■ **EXERCISE DETAILS**
Copy each line of the records that holds the string "text".

■ **DATA IN THIS EXERCISE**
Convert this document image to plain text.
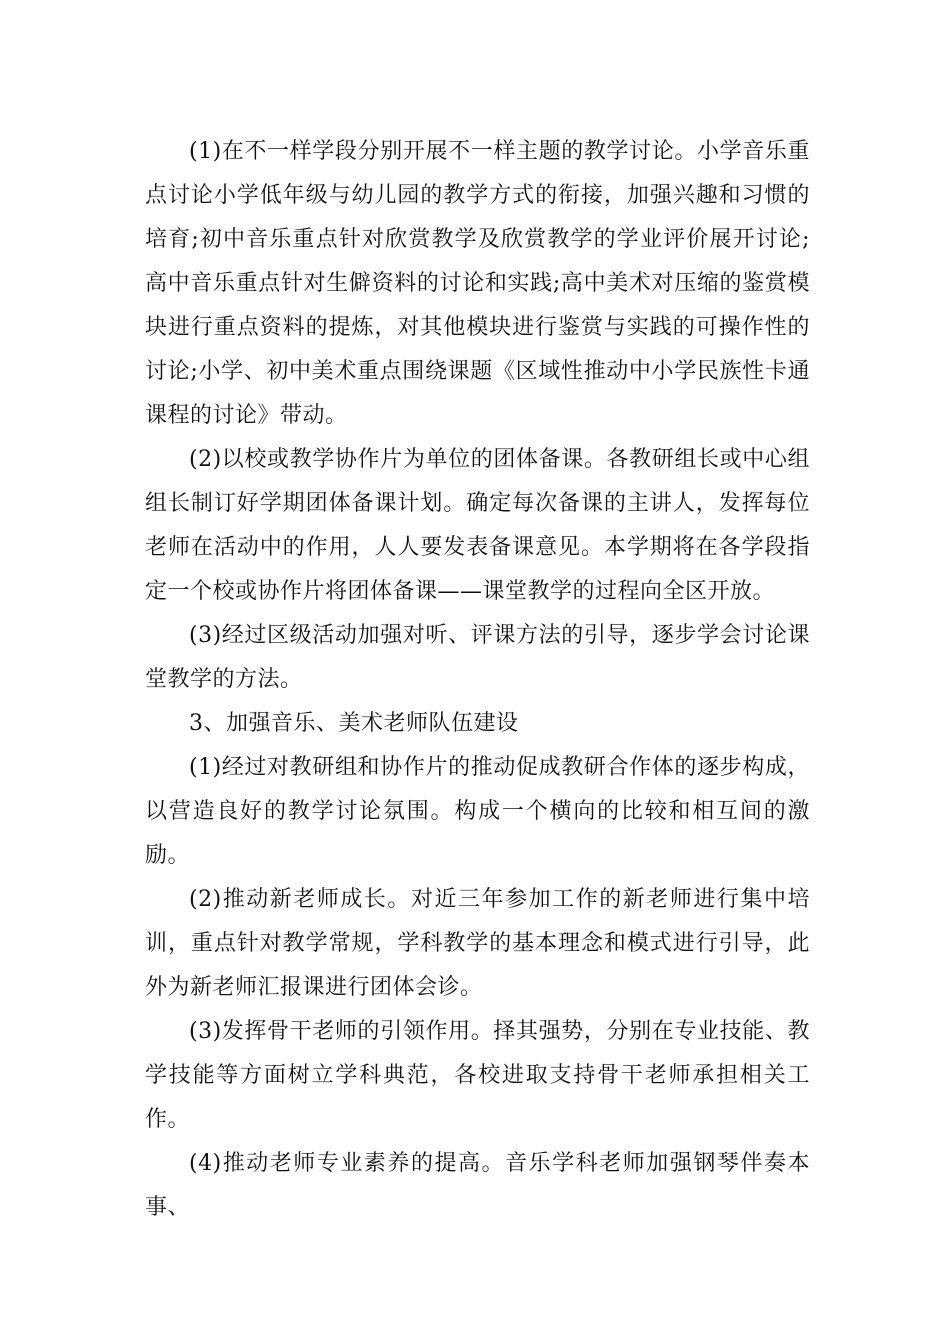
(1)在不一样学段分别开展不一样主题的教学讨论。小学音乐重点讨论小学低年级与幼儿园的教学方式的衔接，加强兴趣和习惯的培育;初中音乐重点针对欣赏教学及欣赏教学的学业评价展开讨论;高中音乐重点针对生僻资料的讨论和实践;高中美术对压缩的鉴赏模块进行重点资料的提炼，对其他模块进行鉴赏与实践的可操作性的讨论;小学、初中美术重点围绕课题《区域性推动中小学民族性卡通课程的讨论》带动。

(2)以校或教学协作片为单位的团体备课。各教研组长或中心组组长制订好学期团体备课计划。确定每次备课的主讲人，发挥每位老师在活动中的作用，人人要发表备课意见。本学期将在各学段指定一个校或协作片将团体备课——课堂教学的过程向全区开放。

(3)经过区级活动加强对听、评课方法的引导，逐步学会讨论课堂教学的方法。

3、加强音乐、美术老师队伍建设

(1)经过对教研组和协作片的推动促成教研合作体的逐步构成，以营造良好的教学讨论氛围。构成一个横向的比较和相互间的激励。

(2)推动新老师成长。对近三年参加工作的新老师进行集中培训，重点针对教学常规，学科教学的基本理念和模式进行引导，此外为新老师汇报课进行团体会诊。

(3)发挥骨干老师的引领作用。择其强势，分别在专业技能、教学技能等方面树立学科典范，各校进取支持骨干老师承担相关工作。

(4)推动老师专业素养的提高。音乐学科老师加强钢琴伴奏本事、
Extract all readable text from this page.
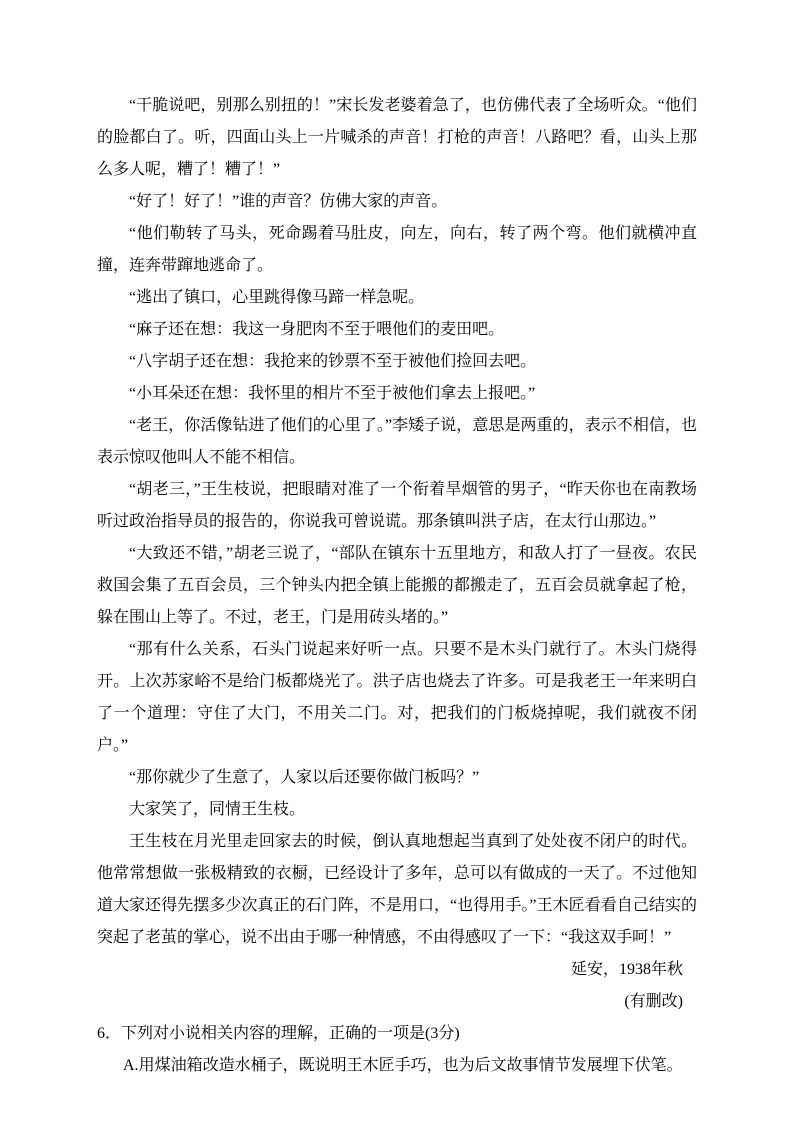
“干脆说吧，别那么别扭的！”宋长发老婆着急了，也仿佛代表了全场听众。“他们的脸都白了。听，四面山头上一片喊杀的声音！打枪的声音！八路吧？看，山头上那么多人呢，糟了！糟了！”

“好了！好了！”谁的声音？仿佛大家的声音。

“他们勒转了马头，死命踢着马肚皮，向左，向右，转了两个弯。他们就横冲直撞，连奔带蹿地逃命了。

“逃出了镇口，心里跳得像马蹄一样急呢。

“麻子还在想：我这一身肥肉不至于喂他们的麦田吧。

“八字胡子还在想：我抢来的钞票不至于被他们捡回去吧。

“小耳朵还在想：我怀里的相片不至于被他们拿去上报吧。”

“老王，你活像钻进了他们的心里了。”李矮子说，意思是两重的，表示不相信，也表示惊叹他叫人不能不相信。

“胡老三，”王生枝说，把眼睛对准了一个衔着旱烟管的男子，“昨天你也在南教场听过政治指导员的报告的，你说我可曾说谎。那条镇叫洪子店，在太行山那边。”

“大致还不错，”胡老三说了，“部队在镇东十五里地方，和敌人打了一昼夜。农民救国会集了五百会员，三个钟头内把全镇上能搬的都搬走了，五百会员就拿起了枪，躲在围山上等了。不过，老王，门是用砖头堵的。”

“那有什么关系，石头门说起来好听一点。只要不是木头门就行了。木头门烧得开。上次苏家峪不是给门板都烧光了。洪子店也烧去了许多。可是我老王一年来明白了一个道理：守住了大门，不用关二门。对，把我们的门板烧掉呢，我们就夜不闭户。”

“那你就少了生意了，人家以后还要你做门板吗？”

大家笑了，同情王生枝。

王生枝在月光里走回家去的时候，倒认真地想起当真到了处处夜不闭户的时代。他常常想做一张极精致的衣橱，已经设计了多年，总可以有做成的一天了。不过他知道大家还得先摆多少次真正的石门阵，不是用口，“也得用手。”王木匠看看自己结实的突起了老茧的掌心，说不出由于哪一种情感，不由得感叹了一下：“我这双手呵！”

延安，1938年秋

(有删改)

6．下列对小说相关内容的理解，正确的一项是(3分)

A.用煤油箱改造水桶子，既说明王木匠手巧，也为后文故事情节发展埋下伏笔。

■ **SOLUTION**
Convert this document image to plain text.
Extract all readable text from this page.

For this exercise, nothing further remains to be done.